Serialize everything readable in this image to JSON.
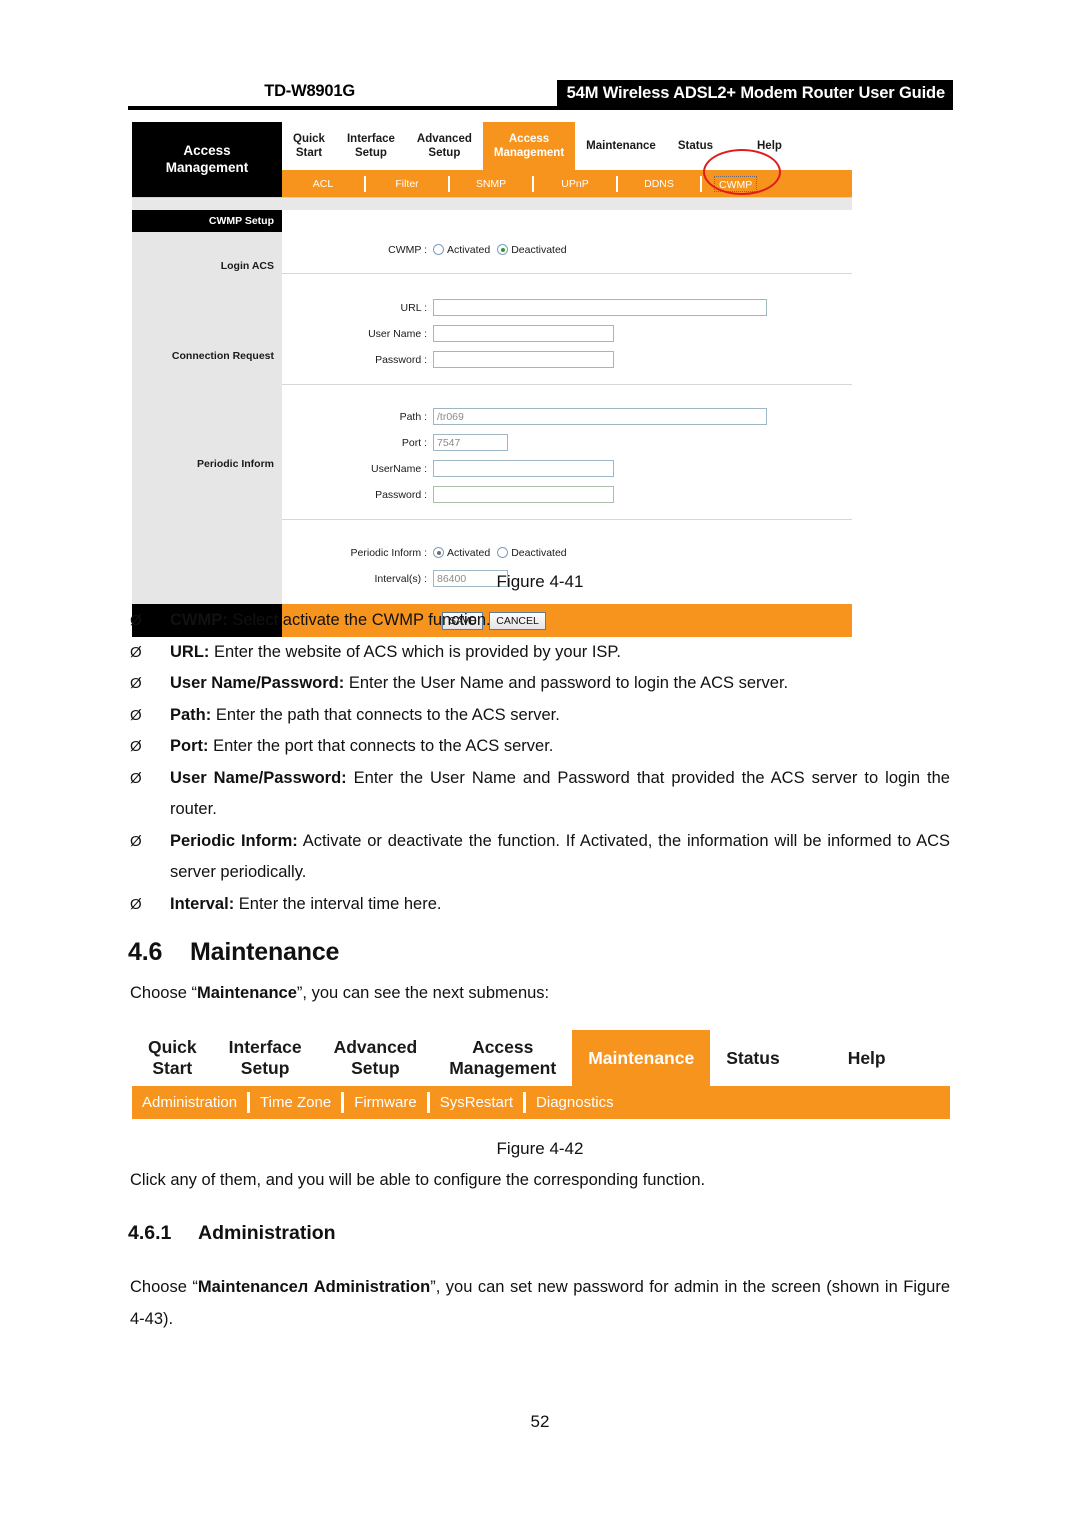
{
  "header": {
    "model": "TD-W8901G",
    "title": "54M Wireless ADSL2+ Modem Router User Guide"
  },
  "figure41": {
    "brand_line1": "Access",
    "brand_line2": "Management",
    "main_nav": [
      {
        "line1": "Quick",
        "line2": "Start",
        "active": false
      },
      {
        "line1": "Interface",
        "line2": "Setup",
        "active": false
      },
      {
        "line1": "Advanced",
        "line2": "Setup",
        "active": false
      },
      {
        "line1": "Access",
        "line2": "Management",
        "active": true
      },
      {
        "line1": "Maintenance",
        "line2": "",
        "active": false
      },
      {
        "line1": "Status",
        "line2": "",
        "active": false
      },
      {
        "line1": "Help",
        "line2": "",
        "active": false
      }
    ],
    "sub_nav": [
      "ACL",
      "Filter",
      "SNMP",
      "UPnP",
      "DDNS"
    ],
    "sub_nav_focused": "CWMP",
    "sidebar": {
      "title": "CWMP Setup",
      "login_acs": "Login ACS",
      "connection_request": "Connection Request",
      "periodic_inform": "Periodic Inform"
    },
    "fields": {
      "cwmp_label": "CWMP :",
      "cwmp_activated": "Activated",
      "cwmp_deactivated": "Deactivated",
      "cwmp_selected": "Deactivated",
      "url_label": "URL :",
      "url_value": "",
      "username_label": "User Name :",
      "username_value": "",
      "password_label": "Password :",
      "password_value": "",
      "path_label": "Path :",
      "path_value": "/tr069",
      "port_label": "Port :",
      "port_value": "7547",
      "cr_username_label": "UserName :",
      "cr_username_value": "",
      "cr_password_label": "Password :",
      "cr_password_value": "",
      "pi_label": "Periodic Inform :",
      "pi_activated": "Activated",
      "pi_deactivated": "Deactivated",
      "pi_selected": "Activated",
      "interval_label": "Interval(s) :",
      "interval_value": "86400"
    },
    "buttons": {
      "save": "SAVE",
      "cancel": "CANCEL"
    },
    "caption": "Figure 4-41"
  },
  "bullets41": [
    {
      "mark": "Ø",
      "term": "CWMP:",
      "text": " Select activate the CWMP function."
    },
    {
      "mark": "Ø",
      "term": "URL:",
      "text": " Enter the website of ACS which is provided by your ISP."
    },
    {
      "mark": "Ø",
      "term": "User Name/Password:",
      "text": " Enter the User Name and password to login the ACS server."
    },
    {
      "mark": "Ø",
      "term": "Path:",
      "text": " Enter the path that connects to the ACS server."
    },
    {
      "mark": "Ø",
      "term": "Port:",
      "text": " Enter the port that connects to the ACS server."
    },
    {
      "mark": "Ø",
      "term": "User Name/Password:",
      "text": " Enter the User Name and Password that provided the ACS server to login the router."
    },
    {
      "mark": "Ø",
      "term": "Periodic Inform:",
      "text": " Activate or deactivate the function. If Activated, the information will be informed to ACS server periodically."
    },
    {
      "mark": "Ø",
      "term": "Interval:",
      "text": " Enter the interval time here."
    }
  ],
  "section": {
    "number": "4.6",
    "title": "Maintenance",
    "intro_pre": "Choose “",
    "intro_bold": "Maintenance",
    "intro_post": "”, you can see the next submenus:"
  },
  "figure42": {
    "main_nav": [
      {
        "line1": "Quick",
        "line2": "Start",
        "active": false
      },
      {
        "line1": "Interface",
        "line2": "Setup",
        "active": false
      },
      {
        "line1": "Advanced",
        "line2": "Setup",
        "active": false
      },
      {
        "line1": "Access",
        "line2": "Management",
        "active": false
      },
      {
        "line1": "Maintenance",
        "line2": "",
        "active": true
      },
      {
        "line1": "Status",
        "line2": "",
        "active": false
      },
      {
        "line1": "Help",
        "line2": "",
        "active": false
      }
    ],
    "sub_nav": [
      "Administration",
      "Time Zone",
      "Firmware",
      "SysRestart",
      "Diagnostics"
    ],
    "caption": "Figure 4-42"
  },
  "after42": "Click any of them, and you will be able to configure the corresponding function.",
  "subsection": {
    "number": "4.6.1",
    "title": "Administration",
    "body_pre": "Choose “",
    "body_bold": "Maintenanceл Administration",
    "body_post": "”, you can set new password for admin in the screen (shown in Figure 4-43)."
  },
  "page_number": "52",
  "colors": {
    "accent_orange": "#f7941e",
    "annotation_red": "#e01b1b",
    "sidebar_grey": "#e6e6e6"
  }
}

• **Given problem**
Print the full listing exactly, dropping the pictures.

• **The result**
Serialize everything readable in this image to JSON.
{
  "header": {
    "model": "TD-W8901G",
    "title": "54M Wireless ADSL2+ Modem Router User Guide"
  },
  "figure41": {
    "brand_line1": "Access",
    "brand_line2": "Management",
    "main_nav": [
      {
        "line1": "Quick",
        "line2": "Start",
        "active": false
      },
      {
        "line1": "Interface",
        "line2": "Setup",
        "active": false
      },
      {
        "line1": "Advanced",
        "line2": "Setup",
        "active": false
      },
      {
        "line1": "Access",
        "line2": "Management",
        "active": true
      },
      {
        "line1": "Maintenance",
        "line2": "",
        "active": false
      },
      {
        "line1": "Status",
        "line2": "",
        "active": false
      },
      {
        "line1": "Help",
        "line2": "",
        "active": false
      }
    ],
    "sub_nav": [
      "ACL",
      "Filter",
      "SNMP",
      "UPnP",
      "DDNS"
    ],
    "sub_nav_focused": "CWMP",
    "sidebar": {
      "title": "CWMP Setup",
      "login_acs": "Login ACS",
      "connection_request": "Connection Request",
      "periodic_inform": "Periodic Inform"
    },
    "fields": {
      "cwmp_label": "CWMP :",
      "cwmp_activated": "Activated",
      "cwmp_deactivated": "Deactivated",
      "cwmp_selected": "Deactivated",
      "url_label": "URL :",
      "url_value": "",
      "username_label": "User Name :",
      "username_value": "",
      "password_label": "Password :",
      "password_value": "",
      "path_label": "Path :",
      "path_value": "/tr069",
      "port_label": "Port :",
      "port_value": "7547",
      "cr_username_label": "UserName :",
      "cr_username_value": "",
      "cr_password_label": "Password :",
      "cr_password_value": "",
      "pi_label": "Periodic Inform :",
      "pi_activated": "Activated",
      "pi_deactivated": "Deactivated",
      "pi_selected": "Activated",
      "interval_label": "Interval(s) :",
      "interval_value": "86400"
    },
    "buttons": {
      "save": "SAVE",
      "cancel": "CANCEL"
    },
    "caption": "Figure 4-41"
  },
  "bullets41": [
    {
      "mark": "Ø",
      "term": "CWMP:",
      "text": " Select activate the CWMP function."
    },
    {
      "mark": "Ø",
      "term": "URL:",
      "text": " Enter the website of ACS which is provided by your ISP."
    },
    {
      "mark": "Ø",
      "term": "User Name/Password:",
      "text": " Enter the User Name and password to login the ACS server."
    },
    {
      "mark": "Ø",
      "term": "Path:",
      "text": " Enter the path that connects to the ACS server."
    },
    {
      "mark": "Ø",
      "term": "Port:",
      "text": " Enter the port that connects to the ACS server."
    },
    {
      "mark": "Ø",
      "term": "User Name/Password:",
      "text": " Enter the User Name and Password that provided the ACS server to login the router."
    },
    {
      "mark": "Ø",
      "term": "Periodic Inform:",
      "text": " Activate or deactivate the function. If Activated, the information will be informed to ACS server periodically."
    },
    {
      "mark": "Ø",
      "term": "Interval:",
      "text": " Enter the interval time here."
    }
  ],
  "section": {
    "number": "4.6",
    "title": "Maintenance",
    "intro_pre": "Choose “",
    "intro_bold": "Maintenance",
    "intro_post": "”, you can see the next submenus:"
  },
  "figure42": {
    "main_nav": [
      {
        "line1": "Quick",
        "line2": "Start",
        "active": false
      },
      {
        "line1": "Interface",
        "line2": "Setup",
        "active": false
      },
      {
        "line1": "Advanced",
        "line2": "Setup",
        "active": false
      },
      {
        "line1": "Access",
        "line2": "Management",
        "active": false
      },
      {
        "line1": "Maintenance",
        "line2": "",
        "active": true
      },
      {
        "line1": "Status",
        "line2": "",
        "active": false
      },
      {
        "line1": "Help",
        "line2": "",
        "active": false
      }
    ],
    "sub_nav": [
      "Administration",
      "Time Zone",
      "Firmware",
      "SysRestart",
      "Diagnostics"
    ],
    "caption": "Figure 4-42"
  },
  "after42": "Click any of them, and you will be able to configure the corresponding function.",
  "subsection": {
    "number": "4.6.1",
    "title": "Administration",
    "body_pre": "Choose “",
    "body_bold": "Maintenanceл Administration",
    "body_post": "”, you can set new password for admin in the screen (shown in Figure 4-43)."
  },
  "page_number": "52",
  "colors": {
    "accent_orange": "#f7941e",
    "annotation_red": "#e01b1b",
    "sidebar_grey": "#e6e6e6"
  }
}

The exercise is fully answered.